*Selected excerpt:*
The condition was marked by nausea, vomiting, weight loss and fatigue.
"Rabbit Starvation" was reversible when the percentage
of daily calories from protein began to drop. Although the "Rabbit
Starvation" phenomenon could effect an individual consuming
a ketogenic diet, it is highly improbable.
In general, if one is consuming commercially
available meats (even chicken), the percentage of calories from
fat would be too high to induce this condition. In the modified
low carbohydrate diets, due to the varied food sources, the risk
of protein toxicity, for all practical purposes, is non-existent.
Conclusion
A critical reading of the current literature
certainly supports the dietary trends of decreased carbohydrate
intake (especially of neocarbs), increased protein intake, and increased
fat intake (especially of monounsaturates and N-3 polyunsaturates).
The data that supports these contentions comes from a wide spectrum
of disciplines, including the basic sciences, medical science, epidemiology,
and anthropology.
The one dietary program that addresses these
principles in full, is the so called "evolutionary diet."
The modern inception of this prehistoric lifestyle would favor the
consumption of lean meats (preferably wild game or non-grain fed,
free-range domesticated animals), fish, seafood, vegetables, fruits,
raw nuts, and seed. Notably absent from this dietary genre are dairy
products, cereal grains, beans, legumes and concentrated sweets
(except for perhaps the occasional foray into raw honey!).
Adherence to these dietary guidelines will not
only address obesity, but may also prove helpful in the management
of everything from NIDDM to diseases of autoimmunity to cardiovascular
illnesses. The guidelines are broad, but can be made quite specific
depending on the goals, lean body mass, activity level, and overall
health of the patient.
In the last few years, there has been a literal
explosion of data in the nutritional sciences. Sometimes when addressing
this data, we are put in the uncomfortable situation of realizing
that today's facts are rapidly becoming tomorrow's fiction. However,
by keeping an open mind and always questioning what we think we
know, we will be able to provide our patients with the best and
most innovative care possible.

*Data entries:*

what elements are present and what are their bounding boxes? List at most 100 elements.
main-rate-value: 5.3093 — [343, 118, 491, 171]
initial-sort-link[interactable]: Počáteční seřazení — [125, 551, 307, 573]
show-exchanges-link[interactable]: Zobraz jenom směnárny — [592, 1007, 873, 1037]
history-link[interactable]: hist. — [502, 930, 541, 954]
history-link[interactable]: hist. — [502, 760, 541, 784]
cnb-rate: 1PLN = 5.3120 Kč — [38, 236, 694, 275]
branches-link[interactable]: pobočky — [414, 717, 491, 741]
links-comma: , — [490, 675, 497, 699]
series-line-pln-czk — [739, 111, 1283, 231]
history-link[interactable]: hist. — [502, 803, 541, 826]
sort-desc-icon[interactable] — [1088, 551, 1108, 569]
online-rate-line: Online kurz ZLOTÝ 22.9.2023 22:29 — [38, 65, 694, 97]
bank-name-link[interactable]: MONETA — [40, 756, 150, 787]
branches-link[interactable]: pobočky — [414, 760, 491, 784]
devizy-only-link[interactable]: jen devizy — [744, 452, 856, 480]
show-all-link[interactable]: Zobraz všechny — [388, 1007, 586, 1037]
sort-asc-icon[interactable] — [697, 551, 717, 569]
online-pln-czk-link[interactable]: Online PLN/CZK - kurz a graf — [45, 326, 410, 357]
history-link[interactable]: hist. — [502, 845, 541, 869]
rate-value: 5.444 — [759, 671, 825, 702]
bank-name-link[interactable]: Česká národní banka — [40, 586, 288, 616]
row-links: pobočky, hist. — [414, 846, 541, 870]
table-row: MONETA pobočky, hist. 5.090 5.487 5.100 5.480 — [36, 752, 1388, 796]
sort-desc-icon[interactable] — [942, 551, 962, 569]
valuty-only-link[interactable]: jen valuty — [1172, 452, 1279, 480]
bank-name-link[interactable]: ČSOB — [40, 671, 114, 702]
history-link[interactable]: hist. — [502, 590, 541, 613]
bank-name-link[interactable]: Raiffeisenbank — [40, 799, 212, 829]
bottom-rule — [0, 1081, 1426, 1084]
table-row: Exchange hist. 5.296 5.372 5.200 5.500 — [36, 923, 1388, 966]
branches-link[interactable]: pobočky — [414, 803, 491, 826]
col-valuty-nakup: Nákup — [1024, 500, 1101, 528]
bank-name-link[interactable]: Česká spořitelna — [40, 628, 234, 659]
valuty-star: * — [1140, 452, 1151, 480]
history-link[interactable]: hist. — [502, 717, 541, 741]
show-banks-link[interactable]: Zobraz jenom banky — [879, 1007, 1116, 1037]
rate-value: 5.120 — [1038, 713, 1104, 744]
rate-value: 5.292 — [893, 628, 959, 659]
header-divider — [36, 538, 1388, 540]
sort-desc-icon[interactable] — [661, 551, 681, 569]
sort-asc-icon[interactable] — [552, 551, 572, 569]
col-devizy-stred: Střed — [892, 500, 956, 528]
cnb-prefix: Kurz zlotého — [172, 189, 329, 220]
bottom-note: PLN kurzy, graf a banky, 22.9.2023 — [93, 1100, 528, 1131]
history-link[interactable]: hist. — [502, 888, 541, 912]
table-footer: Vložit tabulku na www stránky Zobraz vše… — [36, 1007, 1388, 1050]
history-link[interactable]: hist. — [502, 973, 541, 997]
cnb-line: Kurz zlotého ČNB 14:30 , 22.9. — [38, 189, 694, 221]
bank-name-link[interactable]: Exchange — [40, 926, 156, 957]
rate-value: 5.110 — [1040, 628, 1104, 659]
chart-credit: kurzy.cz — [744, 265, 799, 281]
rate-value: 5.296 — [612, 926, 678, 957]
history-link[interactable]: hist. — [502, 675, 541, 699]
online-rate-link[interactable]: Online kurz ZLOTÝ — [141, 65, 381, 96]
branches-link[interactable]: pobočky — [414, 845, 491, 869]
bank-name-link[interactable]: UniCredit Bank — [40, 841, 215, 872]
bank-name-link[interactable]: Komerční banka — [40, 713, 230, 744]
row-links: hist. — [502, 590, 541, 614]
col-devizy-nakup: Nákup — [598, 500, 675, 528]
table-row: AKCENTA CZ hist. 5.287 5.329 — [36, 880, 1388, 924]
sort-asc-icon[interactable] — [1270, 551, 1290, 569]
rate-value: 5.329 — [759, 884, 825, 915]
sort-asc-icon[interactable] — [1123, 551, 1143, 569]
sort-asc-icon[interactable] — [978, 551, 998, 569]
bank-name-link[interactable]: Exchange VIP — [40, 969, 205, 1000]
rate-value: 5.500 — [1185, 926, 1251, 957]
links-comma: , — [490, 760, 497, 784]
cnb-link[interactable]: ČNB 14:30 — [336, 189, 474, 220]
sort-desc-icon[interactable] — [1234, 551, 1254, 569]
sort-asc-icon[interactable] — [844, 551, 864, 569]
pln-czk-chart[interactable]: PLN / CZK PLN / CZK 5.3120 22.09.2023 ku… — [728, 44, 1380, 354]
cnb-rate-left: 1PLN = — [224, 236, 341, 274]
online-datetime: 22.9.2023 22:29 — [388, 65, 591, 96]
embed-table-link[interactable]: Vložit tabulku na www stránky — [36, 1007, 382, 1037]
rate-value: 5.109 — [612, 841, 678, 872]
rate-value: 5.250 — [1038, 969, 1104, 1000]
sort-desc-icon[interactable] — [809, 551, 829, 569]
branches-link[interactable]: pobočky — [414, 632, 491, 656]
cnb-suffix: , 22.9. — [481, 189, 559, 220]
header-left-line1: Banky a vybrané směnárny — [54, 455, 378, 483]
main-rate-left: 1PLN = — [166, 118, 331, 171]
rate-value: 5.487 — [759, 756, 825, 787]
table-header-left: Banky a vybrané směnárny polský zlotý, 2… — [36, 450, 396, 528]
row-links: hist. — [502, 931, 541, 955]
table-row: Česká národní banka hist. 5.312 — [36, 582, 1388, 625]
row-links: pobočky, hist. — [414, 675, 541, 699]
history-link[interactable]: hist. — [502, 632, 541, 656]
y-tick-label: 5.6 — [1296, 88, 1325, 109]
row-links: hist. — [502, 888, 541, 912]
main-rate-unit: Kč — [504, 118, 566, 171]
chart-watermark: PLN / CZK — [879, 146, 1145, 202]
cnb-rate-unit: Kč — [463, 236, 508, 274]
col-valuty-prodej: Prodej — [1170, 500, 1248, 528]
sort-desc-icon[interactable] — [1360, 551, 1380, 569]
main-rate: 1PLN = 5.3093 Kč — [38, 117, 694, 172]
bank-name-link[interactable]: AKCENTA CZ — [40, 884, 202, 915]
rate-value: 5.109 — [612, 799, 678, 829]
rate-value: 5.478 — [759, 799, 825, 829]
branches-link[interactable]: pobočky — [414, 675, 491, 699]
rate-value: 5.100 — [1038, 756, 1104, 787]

*Exercise instructions:*
(a) In the passage on low-carbohydrate diets, which foods are named as notably absent from the evolutionary diet?
(b) Extend the passage on low-carbohydrate diets past its final sentence.

*Task-by-task results:*
(a) Dairy products, cereal grains, beans, legumes and concentrated sweets are absent, except perhaps for the occasional foray into raw honey.

(b)
COMMENTS: My congratulations to Dr. Brasco for
compiling such an outstanding review of the concerns that some have
when confronted with the "low carb" diet. Dr. Brasco is
an internist and gastroenterologist and I believe one of the best
in the country. It is a strange paradox of medicine that most GI
specialist know virtually nothing about nutrition. That is certainly
not true of Dr. Brasco who is clearly one of the leading nutritional
GI specialists in the country. I could not recommend him more highly
if you need a specialist. His number is 847-398-1111.
I typically warn my patients that the diet recommended
is NOT low carbohydrate but full of vegetables which are the good
carbohydrates. Dr. Brasco provides an incredible review of the literature
and some very sound scientific support for what appears to be the
diet most of us were designed to eat.
I frequently explain to patients that part of
the reason for the confusion on the carbohydrate issue is the fact
that not all carbohydrates are created equal. The glycemic index
mentioned above is one science tool that is used to explain this,
but most patients have a hard time with this concept. I give them
an analogy to think of grains and most below ground vegetables as
a simple train. Each car in the train represents a simple sugar
molecule which is easily broken down once it reaches the digestive
system.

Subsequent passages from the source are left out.